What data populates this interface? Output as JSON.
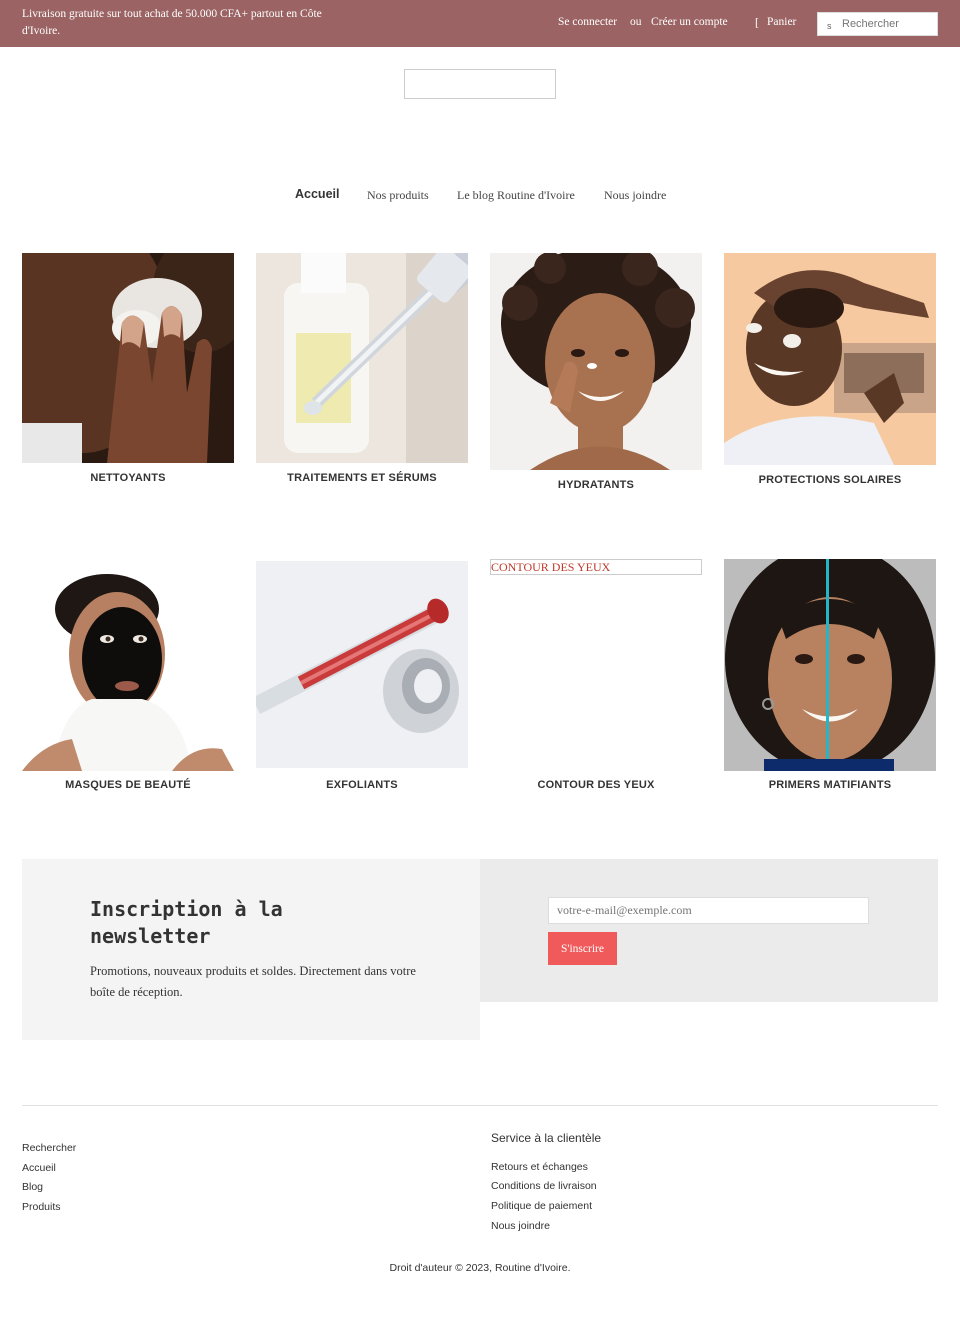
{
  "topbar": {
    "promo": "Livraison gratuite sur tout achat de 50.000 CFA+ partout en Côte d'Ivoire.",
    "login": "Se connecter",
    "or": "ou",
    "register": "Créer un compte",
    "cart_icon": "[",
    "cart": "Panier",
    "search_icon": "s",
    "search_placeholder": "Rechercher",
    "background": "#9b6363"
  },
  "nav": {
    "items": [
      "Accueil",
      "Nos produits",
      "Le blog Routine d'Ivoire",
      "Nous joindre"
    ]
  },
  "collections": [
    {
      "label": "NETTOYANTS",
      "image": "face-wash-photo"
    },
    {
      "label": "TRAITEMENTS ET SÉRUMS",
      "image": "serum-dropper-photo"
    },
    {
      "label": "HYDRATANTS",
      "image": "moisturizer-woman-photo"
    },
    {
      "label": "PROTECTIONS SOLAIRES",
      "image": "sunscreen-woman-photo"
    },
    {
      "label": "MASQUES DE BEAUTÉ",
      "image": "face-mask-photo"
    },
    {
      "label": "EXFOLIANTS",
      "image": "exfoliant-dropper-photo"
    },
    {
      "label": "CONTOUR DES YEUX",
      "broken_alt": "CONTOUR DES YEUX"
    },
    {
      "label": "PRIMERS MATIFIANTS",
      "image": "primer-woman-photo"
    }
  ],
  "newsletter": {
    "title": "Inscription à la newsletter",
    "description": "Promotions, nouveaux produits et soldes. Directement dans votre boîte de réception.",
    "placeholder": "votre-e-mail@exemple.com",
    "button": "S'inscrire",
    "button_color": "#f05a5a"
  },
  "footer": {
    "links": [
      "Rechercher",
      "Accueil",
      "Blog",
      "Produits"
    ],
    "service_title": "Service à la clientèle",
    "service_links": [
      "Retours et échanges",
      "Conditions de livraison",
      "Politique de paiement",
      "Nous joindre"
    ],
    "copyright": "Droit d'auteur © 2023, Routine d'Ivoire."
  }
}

---

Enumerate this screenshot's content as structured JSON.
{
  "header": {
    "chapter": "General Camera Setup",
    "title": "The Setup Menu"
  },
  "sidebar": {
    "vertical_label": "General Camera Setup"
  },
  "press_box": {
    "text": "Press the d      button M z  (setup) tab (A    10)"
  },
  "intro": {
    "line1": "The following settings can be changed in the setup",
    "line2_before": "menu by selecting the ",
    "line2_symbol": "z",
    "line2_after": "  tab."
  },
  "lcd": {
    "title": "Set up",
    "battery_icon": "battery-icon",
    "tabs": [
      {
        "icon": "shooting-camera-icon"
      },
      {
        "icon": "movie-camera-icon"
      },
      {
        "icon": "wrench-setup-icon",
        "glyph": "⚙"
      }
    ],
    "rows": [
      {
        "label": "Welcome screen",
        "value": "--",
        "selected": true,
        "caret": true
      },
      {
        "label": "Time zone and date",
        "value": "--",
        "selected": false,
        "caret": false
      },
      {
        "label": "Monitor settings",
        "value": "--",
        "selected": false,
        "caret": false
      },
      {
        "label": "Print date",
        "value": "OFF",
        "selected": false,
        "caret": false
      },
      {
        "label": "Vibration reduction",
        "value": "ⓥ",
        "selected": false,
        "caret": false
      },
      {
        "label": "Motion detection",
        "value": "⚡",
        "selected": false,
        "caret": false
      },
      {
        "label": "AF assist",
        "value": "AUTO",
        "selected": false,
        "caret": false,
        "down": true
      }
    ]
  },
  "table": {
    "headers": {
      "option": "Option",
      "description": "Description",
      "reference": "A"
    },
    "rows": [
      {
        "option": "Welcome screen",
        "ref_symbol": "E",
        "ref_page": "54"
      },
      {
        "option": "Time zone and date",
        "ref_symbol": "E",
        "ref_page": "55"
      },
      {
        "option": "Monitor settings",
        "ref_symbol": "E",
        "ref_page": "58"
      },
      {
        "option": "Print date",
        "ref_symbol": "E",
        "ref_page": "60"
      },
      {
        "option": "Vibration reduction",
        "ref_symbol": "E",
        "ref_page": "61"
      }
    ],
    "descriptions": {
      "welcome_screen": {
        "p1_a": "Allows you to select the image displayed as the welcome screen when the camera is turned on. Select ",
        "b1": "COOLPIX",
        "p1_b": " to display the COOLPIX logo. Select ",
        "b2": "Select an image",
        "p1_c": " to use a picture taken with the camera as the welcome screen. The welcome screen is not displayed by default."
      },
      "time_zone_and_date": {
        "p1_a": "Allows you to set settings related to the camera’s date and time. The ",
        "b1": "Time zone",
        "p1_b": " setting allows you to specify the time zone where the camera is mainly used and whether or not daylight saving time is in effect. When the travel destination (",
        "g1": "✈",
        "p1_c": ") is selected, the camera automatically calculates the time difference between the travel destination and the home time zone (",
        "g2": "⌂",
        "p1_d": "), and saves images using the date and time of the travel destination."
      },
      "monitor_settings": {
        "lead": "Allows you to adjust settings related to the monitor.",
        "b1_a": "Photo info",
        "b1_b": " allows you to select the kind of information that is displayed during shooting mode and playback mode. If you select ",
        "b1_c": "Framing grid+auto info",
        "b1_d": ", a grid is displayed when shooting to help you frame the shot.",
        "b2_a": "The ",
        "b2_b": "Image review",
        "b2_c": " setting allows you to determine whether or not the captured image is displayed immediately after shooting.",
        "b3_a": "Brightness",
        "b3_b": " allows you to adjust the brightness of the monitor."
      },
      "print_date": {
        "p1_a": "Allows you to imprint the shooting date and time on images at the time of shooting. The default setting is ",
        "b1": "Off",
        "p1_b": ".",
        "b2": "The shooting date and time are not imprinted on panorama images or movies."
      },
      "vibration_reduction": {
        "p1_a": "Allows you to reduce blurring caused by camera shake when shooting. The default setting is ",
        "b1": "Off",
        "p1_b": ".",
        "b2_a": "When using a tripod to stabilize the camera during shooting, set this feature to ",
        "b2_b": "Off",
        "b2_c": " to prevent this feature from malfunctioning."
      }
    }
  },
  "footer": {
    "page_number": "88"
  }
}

** Set exercise **
Search the entries for the string "newsletter" and collect each line that has it.

** Problem solution **
  "newsletter": {
    "title": "Inscription à la newsletter",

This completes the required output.